**Your objective:** Restate the full set of records exactly, without adding or dropping a word.

◇ ◇ ◇ ◇ ◇

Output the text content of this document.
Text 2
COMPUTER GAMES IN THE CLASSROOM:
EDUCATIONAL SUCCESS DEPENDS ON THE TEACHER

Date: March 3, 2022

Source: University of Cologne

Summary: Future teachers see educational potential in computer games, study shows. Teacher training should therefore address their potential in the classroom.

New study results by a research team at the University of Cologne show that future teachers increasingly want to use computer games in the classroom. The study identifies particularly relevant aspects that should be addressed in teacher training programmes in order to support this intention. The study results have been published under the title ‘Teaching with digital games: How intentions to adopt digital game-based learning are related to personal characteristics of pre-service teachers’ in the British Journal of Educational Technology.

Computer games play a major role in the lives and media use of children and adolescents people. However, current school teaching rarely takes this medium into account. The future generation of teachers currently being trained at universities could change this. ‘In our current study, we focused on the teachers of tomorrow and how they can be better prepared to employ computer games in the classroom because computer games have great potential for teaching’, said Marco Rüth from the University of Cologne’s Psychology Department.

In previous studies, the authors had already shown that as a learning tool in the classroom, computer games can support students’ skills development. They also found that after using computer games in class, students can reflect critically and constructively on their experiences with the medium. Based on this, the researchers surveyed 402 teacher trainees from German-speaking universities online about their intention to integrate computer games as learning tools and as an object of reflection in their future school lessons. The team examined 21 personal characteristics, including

◇ ◇ ◇ ◇ ◇

**Output:**
Output the text content of this document.
Text 2
COMPUTER GAMES IN THE CLASSROOM:
EDUCATIONAL SUCCESS DEPENDS ON THE TEACHER

Date: March 3, 2022

Source: University of Cologne

Summary: Future teachers see educational potential in computer games, study shows. Teacher training should therefore address their potential in the classroom.

New study results by a research team at the University of Cologne show that future teachers increasingly want to use computer games in the classroom. The study identifies particularly relevant aspects that should be addressed in teacher training programmes in order to support this intention. The study results have been published under the title ‘Teaching with digital games: How intentions to adopt digital game-based learning are related to personal characteristics of pre-service teachers’ in the British Journal of Educational Technology.

Computer games play a major role in the lives and media use of children and adolescents people. However, current school teaching rarely takes this medium into account. The future generation of teachers currently being trained at universities could change this. ‘In our current study, we focused on the teachers of tomorrow and how they can be better prepared to employ computer games in the classroom because computer games have great potential for teaching’, said Marco Rüth from the University of Cologne’s Psychology Department.

In previous studies, the authors had already shown that as a learning tool in the classroom, computer games can support students’ skills development. They also found that after using computer games in class, students can reflect critically and constructively on their experiences with the medium. Based on this, the researchers surveyed 402 teacher trainees from German-speaking universities online about their intention to integrate computer games as learning tools and as an object of reflection in their future school lessons. The team examined 21 personal characteristics, including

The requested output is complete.